# first week on the trap line. . .



## DesertGhost (Nov 6, 2010)

First week on the trap line started Tuesday. We (Josh and myself) were able to set several cages. I was fortunate enough to have a cat and a fox when we checked the cages Wednesday. Thursday we had a surprise in a cage, I had a caught a badger. I let that stinky critter go. Friday we pulled a bunch of cages due to the increase in hunter activity and relocated some of those cages. Saturdays check, Josh had his first Arizona trap line door DOWN! ! ! He caught a BEAUTIFUL Gray Fox. He skinned her out and is planning a wall hanger type taxidermy. Today (Sunday) We ran the cages, pulling them as we exited the area. Due to our work load this week, we wont have time to check cages so we pulled them. Josh had a second DOOR DOWN, in the same set he caught the female, he caught a male. That fox was harvested as well with plans to sell at a fur auction. Here are some pictures, I hope you all enjoy. More to come when I get some time to put cages back on the ground!

My Cat:








Fox:








Badger:








Josh - First Az Fox (female) I dont have a cage picture of this one. . .

■ **The input**
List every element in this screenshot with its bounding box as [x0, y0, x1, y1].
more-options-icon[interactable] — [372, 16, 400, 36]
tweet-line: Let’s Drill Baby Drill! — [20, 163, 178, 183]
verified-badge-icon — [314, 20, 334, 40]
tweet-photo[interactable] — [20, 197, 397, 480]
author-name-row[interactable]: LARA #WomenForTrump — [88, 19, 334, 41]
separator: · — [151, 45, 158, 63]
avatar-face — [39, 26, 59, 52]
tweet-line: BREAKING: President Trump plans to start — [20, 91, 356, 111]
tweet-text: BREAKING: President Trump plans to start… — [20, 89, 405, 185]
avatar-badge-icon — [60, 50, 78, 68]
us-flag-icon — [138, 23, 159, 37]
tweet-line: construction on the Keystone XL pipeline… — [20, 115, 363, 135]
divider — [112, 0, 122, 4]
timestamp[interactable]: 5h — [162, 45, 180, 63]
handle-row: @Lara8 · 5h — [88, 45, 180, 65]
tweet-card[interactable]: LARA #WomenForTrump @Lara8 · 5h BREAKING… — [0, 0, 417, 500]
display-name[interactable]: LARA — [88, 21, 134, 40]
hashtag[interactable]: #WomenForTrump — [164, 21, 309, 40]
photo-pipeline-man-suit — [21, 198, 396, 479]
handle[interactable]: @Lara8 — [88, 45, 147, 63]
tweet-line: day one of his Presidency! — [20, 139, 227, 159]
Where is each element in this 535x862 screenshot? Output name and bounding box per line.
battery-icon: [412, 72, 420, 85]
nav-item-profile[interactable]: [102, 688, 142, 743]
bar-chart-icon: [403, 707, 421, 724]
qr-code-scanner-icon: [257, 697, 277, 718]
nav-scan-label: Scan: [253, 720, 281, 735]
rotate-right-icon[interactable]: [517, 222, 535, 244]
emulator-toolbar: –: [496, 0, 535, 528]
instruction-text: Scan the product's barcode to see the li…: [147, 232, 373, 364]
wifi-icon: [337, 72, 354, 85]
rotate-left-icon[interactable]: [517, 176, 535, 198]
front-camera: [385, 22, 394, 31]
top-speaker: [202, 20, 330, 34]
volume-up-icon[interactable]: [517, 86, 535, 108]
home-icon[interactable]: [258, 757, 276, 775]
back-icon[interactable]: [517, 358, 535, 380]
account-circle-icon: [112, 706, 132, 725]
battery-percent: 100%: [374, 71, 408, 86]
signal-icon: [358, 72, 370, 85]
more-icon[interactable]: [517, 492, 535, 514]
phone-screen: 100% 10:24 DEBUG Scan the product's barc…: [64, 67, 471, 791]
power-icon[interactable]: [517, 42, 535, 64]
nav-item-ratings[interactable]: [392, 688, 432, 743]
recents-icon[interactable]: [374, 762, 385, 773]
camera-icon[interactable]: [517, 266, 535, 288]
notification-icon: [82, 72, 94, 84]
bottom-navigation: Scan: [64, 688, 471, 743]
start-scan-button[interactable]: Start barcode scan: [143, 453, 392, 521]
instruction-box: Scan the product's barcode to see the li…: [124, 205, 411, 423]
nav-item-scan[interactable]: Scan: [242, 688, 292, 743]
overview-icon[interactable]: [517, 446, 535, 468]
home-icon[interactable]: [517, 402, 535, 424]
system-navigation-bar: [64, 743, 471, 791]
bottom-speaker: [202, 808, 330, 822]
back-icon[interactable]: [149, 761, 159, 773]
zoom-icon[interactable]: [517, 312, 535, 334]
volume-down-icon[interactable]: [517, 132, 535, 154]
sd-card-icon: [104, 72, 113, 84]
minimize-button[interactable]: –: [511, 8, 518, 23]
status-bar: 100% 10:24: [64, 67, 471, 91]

■ **Parts of the exercise**
1) Render the entries as a JSON list of strings, one string per line and blank lines omitted, running from the first line of the entries up to and including the line that contains "tweet-line: day one".
2) Carry on the trap line forum post past its final sentence.

■ **Exercise answers**
1)
[
  "List every element in this screenshot with its bounding box as [x0, y0, x1, y1].",
  "more-options-icon[interactable] — [372, 16, 400, 36]",
  "tweet-line: Let’s Drill Baby Drill! — [20, 163, 178, 183]",
  "verified-badge-icon — [314, 20, 334, 40]",
  "tweet-photo[interactable] — [20, 197, 397, 480]",
  "author-name-row[interactable]: LARA #WomenForTrump — [88, 19, 334, 41]",
  "separator: · — [151, 45, 158, 63]",
  "avatar-face — [39, 26, 59, 52]",
  "tweet-line: BREAKING: President Trump plans to start — [20, 91, 356, 111]",
  "tweet-text: BREAKING: President Trump plans to start… — [20, 89, 405, 185]",
  "avatar-badge-icon — [60, 50, 78, 68]",
  "us-flag-icon — [138, 23, 159, 37]",
  "tweet-line: construction on the Keystone XL pipeline… — [20, 115, 363, 135]",
  "divider — [112, 0, 122, 4]",
  "timestamp[interactable]: 5h — [162, 45, 180, 63]",
  "handle-row: @Lara8 · 5h — [88, 45, 180, 65]",
  "tweet-card[interactable]: LARA #WomenForTrump @Lara8 · 5h BREAKING… — [0, 0, 417, 500]",
  "display-name[interactable]: LARA — [88, 21, 134, 40]",
  "hashtag[interactable]: #WomenForTrump — [164, 21, 309, 40]",
  "photo-pipeline-man-suit — [21, 198, 396, 479]",
  "handle[interactable]: @Lara8 — [88, 45, 147, 63]",
  "tweet-line: day one of his Presidency! — [20, 139, 227, 159]"
]

2)
Josh - male in cage









It was a pretty good week. SHOULD have been better as I had a miss on a bobcat. I made a silly mistake when setting the cages as we RUSHED to get more cages out before the sun went down Tuesday night. The set and the cage did its job, but I forgot to push the door down past the spring lock after I finished brushing in the cage. Pretty upset about that, but hey, its one reason not to rush the cage set. I had another miss at a different set, this one is a toss up 50/50 on the set I made, or if the cat felt the pan start to move. . .








but, I know where it LIVES! ! ! ha ha ha ha


----------



## Ruger (Jan 22, 2011)

Great week! Congrats! I plan on making a few sets this week if all goes well.


----------



## hassell (Feb 9, 2010)

Congrats. on a great opening to your season.


----------



## youngdon (Mar 10, 2010)

Nice work.


----------



## 220swift (Mar 2, 2011)

Well done guys!!! Nice critters and thanks for the pictures.


----------



## coyotejon (Feb 4, 2010)

Looks like a great first week!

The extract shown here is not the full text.